**Directive:** Give a verbatim copy of the lines below, minus the pictures.

══ Exercise materials ══

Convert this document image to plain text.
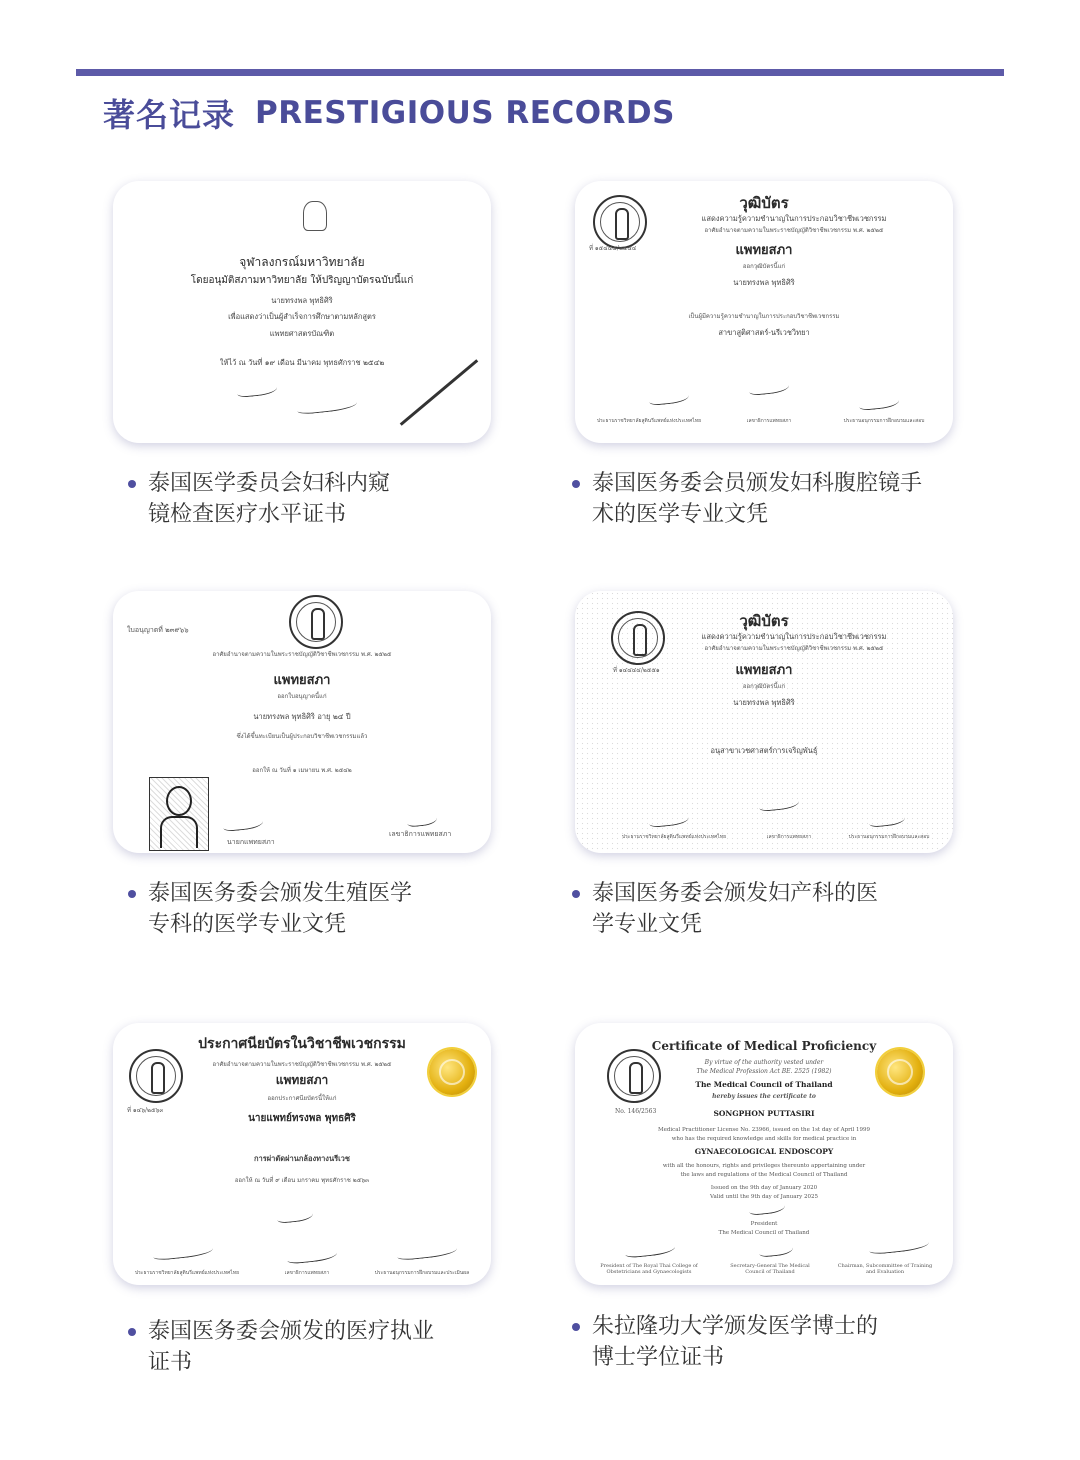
著名记录 PRESTIGIOUS RECORDS
จุฬาลงกรณ์มหาวิทยาลัย
โดยอนุมัติสภามหาวิทยาลัย ให้ปริญญาบัตรฉบับนี้แก่
นายทรงพล พุทธิศิริ
เพื่อแสดงว่าเป็นผู้สำเร็จการศึกษาตามหลักสูตร
แพทยศาสตรบัณฑิต
ให้ไว้ ณ วันที่ ๑๙ เดือน มีนาคม พุทธศักราช ๒๕๔๒
วุฒิบัตร
แสดงความรู้ความชำนาญในการประกอบวิชาชีพเวชกรรม
อาศัยอำนาจตามความในพระราชบัญญัติวิชาชีพเวชกรรม พ.ศ. ๒๕๒๕
ที่ ๑๕๔๔๕/๒๕๕๔	แพทยสภา
ออกวุฒิบัตรนี้แก่
นายทรงพล พุทธิศิริ
เป็นผู้มีความรู้ความชำนาญในการประกอบวิชาชีพเวชกรรม
สาขาสูติศาสตร์-นรีเวชวิทยา
ประธานราชวิทยาลัยสูตินรีแพทย์แห่งประเทศไทย	เลขาธิการแพทยสภา	ประธานอนุกรรมการฝึกอบรมและสอบ
ใบอนุญาตที่ ๒๓๙๖๖
อาศัยอำนาจตามความในพระราชบัญญัติวิชาชีพเวชกรรม พ.ศ. ๒๕๒๕
แพทยสภา
ออกใบอนุญาตนี้แก่
นายทรงพล พุทธิศิริ อายุ ๒๔ ปี
ซึ่งได้ขึ้นทะเบียนเป็นผู้ประกอบวิชาชีพเวชกรรมแล้ว
ออกให้ ณ วันที่ ๑ เมษายน พ.ศ. ๒๕๔๒
นายกแพทยสภา
เลขาธิการแพทยสภา
วุฒิบัตร
แสดงความรู้ความชำนาญในการประกอบวิชาชีพเวชกรรม
อาศัยอำนาจตามความในพระราชบัญญัติวิชาชีพเวชกรรม พ.ศ. ๒๕๒๕
ที่ ๑๔๔๔๔/๒๕๕๑	แพทยสภา
ออกวุฒิบัตรนี้แก่
นายทรงพล พุทธิศิริ
อนุสาขาเวชศาสตร์การเจริญพันธุ์
ประธานราชวิทยาลัยสูตินรีแพทย์แห่งประเทศไทย	เลขาธิการแพทยสภา	ประธานอนุกรรมการฝึกอบรมและสอบ
ประกาศนียบัตรในวิชาชีพเวชกรรม
อาศัยอำนาจตามความในพระราชบัญญัติวิชาชีพเวชกรรม พ.ศ. ๒๕๒๕
แพทยสภา
ที่ ๑๔๖/๒๕๖๓
ออกประกาศนียบัตรนี้ให้แก่
นายแพทย์ทรงพล พุทธศิริ
การผ่าตัดผ่านกล้องทางนรีเวช
ออกให้ ณ วันที่ ๙ เดือน มกราคม พุทธศักราช ๒๕๖๓
ประธานราชวิทยาลัยสูตินรีแพทย์แห่งประเทศไทย	เลขาธิการแพทยสภา	ประธานอนุกรรมการฝึกอบรมและประเมินผล
Certificate of Medical Proficiency
By virtue of the authority vested under
The Medical Profession Act BE. 2525 (1982)
The Medical Council of Thailand
hereby issues the certificate to
No. 146/2563	SONGPHON PUTTASIRI
Medical Practitioner License No. 23966, issued on the 1st day of April 1999
who has the required knowledge and skills for medical practice in
GYNAECOLOGICAL ENDOSCOPY
with all the honours, rights and privileges thereunto appertaining under
the laws and regulations of the Medical Council of Thailand
Issued on the 9th day of January 2020
Valid until the 9th day of January 2025
President
The Medical Council of Thailand
President of The Royal Thai College of Obstetricians and Gynaecologists
Secretary-General The Medical Council of Thailand
Chairman, Subcommittee of Training and Evaluation
泰国医学委员会妇科内窥镜检查医疗水平证书
泰国医务委会员颁发妇科腹腔镜手术的医学专业文凭
泰国医务委会颁发生殖医学专科的医学专业文凭
泰国医务委会颁发妇产科的医学专业文凭
泰国医务委会颁发的医疗执业证书
朱拉隆功大学颁发医学博士的博士学位证书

═══

**Final result:**
Convert this document image to plain text.
著名记录 PRESTIGIOUS RECORDS
จุฬาลงกรณ์มหาวิทยาลัย
โดยอนุมัติสภามหาวิทยาลัย ให้ปริญญาบัตรฉบับนี้แก่
นายทรงพล พุทธิศิริ
เพื่อแสดงว่าเป็นผู้สำเร็จการศึกษาตามหลักสูตร
แพทยศาสตรบัณฑิต
ให้ไว้ ณ วันที่ ๑๙ เดือน มีนาคม พุทธศักราช ๒๕๔๒
วุฒิบัตร
แสดงความรู้ความชำนาญในการประกอบวิชาชีพเวชกรรม
อาศัยอำนาจตามความในพระราชบัญญัติวิชาชีพเวชกรรม พ.ศ. ๒๕๒๕
ที่ ๑๕๔๔๕/๒๕๕๔	แพทยสภา
ออกวุฒิบัตรนี้แก่
นายทรงพล พุทธิศิริ
เป็นผู้มีความรู้ความชำนาญในการประกอบวิชาชีพเวชกรรม
สาขาสูติศาสตร์-นรีเวชวิทยา
ประธานราชวิทยาลัยสูตินรีแพทย์แห่งประเทศไทย	เลขาธิการแพทยสภา	ประธานอนุกรรมการฝึกอบรมและสอบ
ใบอนุญาตที่ ๒๓๙๖๖
อาศัยอำนาจตามความในพระราชบัญญัติวิชาชีพเวชกรรม พ.ศ. ๒๕๒๕
แพทยสภา
ออกใบอนุญาตนี้แก่
นายทรงพล พุทธิศิริ อายุ ๒๔ ปี
ซึ่งได้ขึ้นทะเบียนเป็นผู้ประกอบวิชาชีพเวชกรรมแล้ว
ออกให้ ณ วันที่ ๑ เมษายน พ.ศ. ๒๕๔๒
นายกแพทยสภา
เลขาธิการแพทยสภา
วุฒิบัตร
แสดงความรู้ความชำนาญในการประกอบวิชาชีพเวชกรรม
อาศัยอำนาจตามความในพระราชบัญญัติวิชาชีพเวชกรรม พ.ศ. ๒๕๒๕
ที่ ๑๔๔๔๔/๒๕๕๑	แพทยสภา
ออกวุฒิบัตรนี้แก่
นายทรงพล พุทธิศิริ
อนุสาขาเวชศาสตร์การเจริญพันธุ์
ประธานราชวิทยาลัยสูตินรีแพทย์แห่งประเทศไทย	เลขาธิการแพทยสภา	ประธานอนุกรรมการฝึกอบรมและสอบ
ประกาศนียบัตรในวิชาชีพเวชกรรม
อาศัยอำนาจตามความในพระราชบัญญัติวิชาชีพเวชกรรม พ.ศ. ๒๕๒๕
แพทยสภา
ที่ ๑๔๖/๒๕๖๓
ออกประกาศนียบัตรนี้ให้แก่
นายแพทย์ทรงพล พุทธศิริ
การผ่าตัดผ่านกล้องทางนรีเวช
ออกให้ ณ วันที่ ๙ เดือน มกราคม พุทธศักราช ๒๕๖๓
ประธานราชวิทยาลัยสูตินรีแพทย์แห่งประเทศไทย	เลขาธิการแพทยสภา	ประธานอนุกรรมการฝึกอบรมและประเมินผล
Certificate of Medical Proficiency
By virtue of the authority vested under
The Medical Profession Act BE. 2525 (1982)
The Medical Council of Thailand
hereby issues the certificate to
No. 146/2563	SONGPHON PUTTASIRI
Medical Practitioner License No. 23966, issued on the 1st day of April 1999
who has the required knowledge and skills for medical practice in
GYNAECOLOGICAL ENDOSCOPY
with all the honours, rights and privileges thereunto appertaining under
the laws and regulations of the Medical Council of Thailand
Issued on the 9th day of January 2020
Valid until the 9th day of January 2025
President
The Medical Council of Thailand
President of The Royal Thai College of Obstetricians and Gynaecologists
Secretary-General The Medical Council of Thailand
Chairman, Subcommittee of Training and Evaluation
泰国医学委员会妇科内窥镜检查医疗水平证书
泰国医务委会员颁发妇科腹腔镜手术的医学专业文凭
泰国医务委会颁发生殖医学专科的医学专业文凭
泰国医务委会颁发妇产科的医学专业文凭
泰国医务委会颁发的医疗执业证书
朱拉隆功大学颁发医学博士的博士学位证书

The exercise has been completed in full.